▶ [Work item]: Word for word, transcribe every line below.

▶ [Data]:
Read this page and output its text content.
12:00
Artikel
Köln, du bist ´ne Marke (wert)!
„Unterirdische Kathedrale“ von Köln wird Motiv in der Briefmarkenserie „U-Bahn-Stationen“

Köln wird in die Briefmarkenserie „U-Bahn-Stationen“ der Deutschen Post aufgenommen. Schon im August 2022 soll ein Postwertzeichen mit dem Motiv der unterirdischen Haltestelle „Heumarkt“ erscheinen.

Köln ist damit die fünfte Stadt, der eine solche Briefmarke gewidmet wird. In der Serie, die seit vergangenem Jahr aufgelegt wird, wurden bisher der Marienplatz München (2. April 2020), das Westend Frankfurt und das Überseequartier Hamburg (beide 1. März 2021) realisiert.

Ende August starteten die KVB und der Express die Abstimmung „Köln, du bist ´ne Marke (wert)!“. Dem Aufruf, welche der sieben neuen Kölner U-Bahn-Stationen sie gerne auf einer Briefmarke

▶ [Solved problem]:
Read this page and output its text content.
12:00
Artikel
Köln, du bist ´ne Marke (wert)!
„Unterirdische Kathedrale“ von Köln wird Motiv in der Briefmarkenserie „U-Bahn-Stationen“

Köln wird in die Briefmarkenserie „U-Bahn-Stationen“ der Deutschen Post aufgenommen. Schon im August 2022 soll ein Postwertzeichen mit dem Motiv der unterirdischen Haltestelle „Heumarkt“ erscheinen.

Köln ist damit die fünfte Stadt, der eine solche Briefmarke gewidmet wird. In der Serie, die seit vergangenem Jahr aufgelegt wird, wurden bisher der Marienplatz München (2. April 2020), das Westend Frankfurt und das Überseequartier Hamburg (beide 1. März 2021) realisiert.

Ende August starteten die KVB und der Express die Abstimmung „Köln, du bist ´ne Marke (wert)!“. Dem Aufruf, welche der sieben neuen Kölner U-Bahn-Stationen sie gerne auf einer Briefmarke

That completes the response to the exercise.